From the listing below, copy every line with the word "ἐδίκασαν".

Stored entries »
# # # #

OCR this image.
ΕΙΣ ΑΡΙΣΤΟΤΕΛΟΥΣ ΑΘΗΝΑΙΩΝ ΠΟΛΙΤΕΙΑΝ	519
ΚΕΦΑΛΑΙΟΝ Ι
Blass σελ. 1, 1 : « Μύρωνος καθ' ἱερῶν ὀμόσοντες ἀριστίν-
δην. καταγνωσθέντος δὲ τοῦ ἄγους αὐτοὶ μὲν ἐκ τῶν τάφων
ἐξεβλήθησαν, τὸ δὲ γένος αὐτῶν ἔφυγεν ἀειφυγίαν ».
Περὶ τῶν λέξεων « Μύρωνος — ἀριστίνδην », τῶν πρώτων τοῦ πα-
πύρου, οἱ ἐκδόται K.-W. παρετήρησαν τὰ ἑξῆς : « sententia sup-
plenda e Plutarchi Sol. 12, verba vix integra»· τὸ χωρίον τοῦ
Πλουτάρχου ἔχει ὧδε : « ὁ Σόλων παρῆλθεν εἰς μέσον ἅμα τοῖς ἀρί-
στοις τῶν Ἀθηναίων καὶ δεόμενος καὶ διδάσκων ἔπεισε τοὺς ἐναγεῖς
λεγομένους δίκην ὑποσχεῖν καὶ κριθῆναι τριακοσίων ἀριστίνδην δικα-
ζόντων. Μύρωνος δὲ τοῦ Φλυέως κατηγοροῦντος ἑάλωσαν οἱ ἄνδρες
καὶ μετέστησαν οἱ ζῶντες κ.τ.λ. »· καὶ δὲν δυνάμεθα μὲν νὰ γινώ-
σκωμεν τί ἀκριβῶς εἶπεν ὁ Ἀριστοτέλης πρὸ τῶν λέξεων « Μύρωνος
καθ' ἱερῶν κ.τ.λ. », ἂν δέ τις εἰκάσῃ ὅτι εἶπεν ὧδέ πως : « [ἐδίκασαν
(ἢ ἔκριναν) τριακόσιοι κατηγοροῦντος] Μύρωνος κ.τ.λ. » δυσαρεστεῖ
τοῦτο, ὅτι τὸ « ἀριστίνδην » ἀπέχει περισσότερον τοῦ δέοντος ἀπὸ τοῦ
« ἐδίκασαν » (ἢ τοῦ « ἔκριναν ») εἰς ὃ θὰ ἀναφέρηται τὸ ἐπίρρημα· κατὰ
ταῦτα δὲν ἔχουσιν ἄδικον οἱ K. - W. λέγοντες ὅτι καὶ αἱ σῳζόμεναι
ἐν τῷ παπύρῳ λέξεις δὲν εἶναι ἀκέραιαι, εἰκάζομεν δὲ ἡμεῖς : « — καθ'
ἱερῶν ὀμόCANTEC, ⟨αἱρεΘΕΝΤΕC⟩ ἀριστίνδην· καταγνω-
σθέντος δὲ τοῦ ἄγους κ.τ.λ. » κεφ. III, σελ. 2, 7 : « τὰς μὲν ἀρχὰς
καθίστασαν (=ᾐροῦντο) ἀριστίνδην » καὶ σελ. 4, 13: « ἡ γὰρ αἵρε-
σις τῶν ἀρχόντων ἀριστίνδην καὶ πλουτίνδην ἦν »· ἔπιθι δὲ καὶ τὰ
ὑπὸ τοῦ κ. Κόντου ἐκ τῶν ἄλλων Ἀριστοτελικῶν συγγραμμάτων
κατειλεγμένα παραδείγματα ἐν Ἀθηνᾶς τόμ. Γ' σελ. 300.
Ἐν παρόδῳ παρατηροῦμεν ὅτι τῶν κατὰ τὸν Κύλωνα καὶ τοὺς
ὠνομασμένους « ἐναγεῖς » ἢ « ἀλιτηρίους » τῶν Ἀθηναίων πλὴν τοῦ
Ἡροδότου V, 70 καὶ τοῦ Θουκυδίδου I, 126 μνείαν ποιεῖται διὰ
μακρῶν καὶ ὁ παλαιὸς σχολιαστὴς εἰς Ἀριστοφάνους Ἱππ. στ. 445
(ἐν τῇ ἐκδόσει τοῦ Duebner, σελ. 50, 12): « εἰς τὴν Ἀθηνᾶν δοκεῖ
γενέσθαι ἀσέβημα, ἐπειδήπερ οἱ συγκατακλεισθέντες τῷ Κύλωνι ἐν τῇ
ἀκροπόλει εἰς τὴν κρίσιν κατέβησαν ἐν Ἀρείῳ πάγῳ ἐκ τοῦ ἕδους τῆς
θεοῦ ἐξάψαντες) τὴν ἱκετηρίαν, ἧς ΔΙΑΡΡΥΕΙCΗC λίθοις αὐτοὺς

# # # #

Full response »
καθ' ἱερῶν κ.τ.λ. », ἂν δέ τις εἰκάσῃ ὅτι εἶπεν ὧδέ πως : « [ἐδίκασαν
« ἐδίκασαν » (ἢ τοῦ « ἔκριναν ») εἰς ὃ θὰ ἀναφέρηται τὸ ἐπίρρημα· κατὰ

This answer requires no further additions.